_TASK STATEMENT:_ Find the word "screenshot" in the listing; pull out each line holding it.

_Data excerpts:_
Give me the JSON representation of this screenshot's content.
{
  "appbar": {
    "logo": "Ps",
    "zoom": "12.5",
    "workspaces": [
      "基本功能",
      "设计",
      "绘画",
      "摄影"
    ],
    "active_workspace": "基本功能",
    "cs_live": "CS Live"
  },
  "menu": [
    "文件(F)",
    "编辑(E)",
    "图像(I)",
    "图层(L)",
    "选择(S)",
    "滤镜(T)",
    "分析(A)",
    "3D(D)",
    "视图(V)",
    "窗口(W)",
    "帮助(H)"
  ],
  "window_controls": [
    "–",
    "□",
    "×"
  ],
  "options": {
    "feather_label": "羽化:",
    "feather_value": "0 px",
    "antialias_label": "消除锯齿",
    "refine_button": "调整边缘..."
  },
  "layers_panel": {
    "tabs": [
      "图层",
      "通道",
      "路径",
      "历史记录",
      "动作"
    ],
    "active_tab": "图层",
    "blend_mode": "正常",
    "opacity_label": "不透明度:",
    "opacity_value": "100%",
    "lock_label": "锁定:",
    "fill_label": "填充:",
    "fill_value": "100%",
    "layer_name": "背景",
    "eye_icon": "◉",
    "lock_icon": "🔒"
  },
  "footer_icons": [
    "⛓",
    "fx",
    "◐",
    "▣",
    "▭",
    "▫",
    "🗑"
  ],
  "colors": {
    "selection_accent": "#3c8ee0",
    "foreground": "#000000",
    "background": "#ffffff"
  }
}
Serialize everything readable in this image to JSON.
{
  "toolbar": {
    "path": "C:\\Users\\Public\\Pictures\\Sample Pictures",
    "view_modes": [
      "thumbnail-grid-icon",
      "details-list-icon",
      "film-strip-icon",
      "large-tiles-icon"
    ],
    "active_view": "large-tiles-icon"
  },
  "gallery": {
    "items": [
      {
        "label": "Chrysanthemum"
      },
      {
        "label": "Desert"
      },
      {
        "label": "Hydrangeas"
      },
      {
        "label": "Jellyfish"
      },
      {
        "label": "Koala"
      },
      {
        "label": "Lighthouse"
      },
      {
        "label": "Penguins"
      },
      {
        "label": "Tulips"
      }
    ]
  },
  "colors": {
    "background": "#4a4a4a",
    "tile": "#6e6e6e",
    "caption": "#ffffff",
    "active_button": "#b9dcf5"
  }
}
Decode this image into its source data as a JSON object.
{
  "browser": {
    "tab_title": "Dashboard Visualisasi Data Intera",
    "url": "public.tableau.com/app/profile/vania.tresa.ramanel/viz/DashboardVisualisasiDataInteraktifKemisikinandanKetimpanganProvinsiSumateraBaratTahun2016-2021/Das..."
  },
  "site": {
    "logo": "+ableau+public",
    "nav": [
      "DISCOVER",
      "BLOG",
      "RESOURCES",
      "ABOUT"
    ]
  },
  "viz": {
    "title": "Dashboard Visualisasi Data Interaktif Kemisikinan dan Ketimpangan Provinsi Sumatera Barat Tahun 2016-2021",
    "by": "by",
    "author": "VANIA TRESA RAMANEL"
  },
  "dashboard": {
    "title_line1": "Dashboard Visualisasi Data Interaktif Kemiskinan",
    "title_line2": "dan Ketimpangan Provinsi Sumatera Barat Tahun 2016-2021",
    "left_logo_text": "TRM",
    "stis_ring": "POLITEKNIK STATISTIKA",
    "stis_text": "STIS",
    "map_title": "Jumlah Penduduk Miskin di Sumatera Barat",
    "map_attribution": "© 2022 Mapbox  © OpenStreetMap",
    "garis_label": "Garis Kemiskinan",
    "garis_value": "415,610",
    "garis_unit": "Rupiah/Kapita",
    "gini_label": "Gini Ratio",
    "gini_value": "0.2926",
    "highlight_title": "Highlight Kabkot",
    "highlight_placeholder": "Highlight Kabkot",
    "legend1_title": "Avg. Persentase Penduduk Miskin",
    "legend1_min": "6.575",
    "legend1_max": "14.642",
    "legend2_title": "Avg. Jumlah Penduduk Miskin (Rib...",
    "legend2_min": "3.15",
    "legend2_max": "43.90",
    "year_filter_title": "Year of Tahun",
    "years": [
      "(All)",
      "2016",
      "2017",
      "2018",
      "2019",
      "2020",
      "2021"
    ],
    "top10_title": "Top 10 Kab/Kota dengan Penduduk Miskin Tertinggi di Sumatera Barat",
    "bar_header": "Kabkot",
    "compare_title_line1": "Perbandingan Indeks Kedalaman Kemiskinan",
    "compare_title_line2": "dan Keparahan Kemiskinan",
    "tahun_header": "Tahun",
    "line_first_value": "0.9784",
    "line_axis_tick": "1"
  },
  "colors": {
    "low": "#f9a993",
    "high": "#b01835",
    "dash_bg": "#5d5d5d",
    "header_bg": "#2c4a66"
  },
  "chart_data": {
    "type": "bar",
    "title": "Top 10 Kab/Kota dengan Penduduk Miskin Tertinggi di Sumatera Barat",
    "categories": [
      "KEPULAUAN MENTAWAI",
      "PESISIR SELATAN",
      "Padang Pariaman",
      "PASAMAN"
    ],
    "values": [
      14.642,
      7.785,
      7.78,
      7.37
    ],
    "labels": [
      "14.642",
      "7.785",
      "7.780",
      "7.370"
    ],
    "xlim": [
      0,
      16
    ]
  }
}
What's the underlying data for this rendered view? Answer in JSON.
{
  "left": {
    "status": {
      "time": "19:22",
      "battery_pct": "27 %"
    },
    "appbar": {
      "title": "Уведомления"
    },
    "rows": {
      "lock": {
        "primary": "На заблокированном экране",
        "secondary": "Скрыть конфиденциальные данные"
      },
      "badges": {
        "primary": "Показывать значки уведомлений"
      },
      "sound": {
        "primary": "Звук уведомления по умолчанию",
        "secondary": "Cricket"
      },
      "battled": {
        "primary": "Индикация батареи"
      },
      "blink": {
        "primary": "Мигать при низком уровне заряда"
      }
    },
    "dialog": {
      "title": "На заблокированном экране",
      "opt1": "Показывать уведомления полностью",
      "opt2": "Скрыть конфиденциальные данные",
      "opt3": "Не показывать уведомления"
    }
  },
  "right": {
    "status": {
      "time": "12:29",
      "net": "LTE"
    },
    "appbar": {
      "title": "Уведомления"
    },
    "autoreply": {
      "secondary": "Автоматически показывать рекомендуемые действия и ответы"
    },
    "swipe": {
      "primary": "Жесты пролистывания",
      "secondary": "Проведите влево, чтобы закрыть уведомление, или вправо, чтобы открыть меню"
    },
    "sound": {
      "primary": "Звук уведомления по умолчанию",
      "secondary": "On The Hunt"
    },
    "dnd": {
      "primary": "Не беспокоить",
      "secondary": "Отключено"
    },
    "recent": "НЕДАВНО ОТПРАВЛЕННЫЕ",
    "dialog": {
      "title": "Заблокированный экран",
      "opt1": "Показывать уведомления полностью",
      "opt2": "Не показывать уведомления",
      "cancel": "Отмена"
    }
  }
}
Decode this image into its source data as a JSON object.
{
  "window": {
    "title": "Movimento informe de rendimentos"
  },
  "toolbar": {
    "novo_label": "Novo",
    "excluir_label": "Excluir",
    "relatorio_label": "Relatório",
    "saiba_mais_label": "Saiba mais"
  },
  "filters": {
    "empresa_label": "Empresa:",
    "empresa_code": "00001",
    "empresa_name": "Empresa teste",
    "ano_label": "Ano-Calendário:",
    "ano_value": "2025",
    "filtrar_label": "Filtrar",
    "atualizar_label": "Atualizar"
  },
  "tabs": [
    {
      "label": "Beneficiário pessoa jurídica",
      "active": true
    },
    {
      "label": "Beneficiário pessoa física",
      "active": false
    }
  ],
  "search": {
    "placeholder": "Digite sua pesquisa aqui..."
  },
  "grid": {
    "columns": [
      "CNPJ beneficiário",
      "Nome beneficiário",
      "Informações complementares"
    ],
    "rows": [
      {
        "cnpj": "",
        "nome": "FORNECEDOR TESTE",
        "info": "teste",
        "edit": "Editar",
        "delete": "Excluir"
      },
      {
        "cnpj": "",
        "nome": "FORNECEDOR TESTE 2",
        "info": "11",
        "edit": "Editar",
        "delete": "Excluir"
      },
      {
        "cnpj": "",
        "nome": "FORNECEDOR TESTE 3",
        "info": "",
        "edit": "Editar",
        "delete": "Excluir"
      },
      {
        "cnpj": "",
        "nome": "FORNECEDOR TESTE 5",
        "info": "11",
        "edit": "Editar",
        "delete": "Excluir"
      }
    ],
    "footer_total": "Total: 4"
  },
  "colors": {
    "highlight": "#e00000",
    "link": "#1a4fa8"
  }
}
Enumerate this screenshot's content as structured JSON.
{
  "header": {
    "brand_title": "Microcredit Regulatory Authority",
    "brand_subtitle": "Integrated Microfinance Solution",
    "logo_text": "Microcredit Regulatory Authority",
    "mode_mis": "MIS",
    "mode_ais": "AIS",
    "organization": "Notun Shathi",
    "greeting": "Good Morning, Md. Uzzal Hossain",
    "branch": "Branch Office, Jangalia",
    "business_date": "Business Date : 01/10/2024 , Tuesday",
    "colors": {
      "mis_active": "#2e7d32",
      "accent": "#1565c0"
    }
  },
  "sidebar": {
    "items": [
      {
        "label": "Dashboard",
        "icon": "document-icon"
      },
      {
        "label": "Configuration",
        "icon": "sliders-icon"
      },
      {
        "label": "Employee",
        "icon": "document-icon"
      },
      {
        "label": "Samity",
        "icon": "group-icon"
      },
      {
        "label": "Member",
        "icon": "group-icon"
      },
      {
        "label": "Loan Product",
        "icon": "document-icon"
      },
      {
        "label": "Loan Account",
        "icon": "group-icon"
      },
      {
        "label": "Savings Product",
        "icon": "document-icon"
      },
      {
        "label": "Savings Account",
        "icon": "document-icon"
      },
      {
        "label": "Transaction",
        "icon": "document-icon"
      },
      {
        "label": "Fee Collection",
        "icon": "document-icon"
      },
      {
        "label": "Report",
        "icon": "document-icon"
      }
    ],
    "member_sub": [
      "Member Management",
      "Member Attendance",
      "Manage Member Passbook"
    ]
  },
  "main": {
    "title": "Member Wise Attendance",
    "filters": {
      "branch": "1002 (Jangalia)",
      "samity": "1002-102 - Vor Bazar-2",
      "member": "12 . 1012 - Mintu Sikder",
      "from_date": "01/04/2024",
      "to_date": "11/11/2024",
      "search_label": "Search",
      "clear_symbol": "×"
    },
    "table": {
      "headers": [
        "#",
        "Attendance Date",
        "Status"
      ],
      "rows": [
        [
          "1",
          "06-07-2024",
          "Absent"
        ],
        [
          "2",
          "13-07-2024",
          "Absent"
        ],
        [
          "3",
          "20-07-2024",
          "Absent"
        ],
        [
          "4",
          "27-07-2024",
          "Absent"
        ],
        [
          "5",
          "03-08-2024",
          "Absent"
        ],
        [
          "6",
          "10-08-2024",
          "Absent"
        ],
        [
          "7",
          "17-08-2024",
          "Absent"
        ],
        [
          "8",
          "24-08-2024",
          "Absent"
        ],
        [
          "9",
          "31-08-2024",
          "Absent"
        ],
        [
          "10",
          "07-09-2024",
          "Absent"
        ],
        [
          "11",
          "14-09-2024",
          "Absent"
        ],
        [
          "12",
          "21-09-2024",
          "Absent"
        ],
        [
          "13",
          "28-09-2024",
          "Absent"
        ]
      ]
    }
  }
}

_WRITTEN ANSWER:_
Give me the JSON representation of this screenshot's content.
Enumerate this screenshot's content as structured JSON.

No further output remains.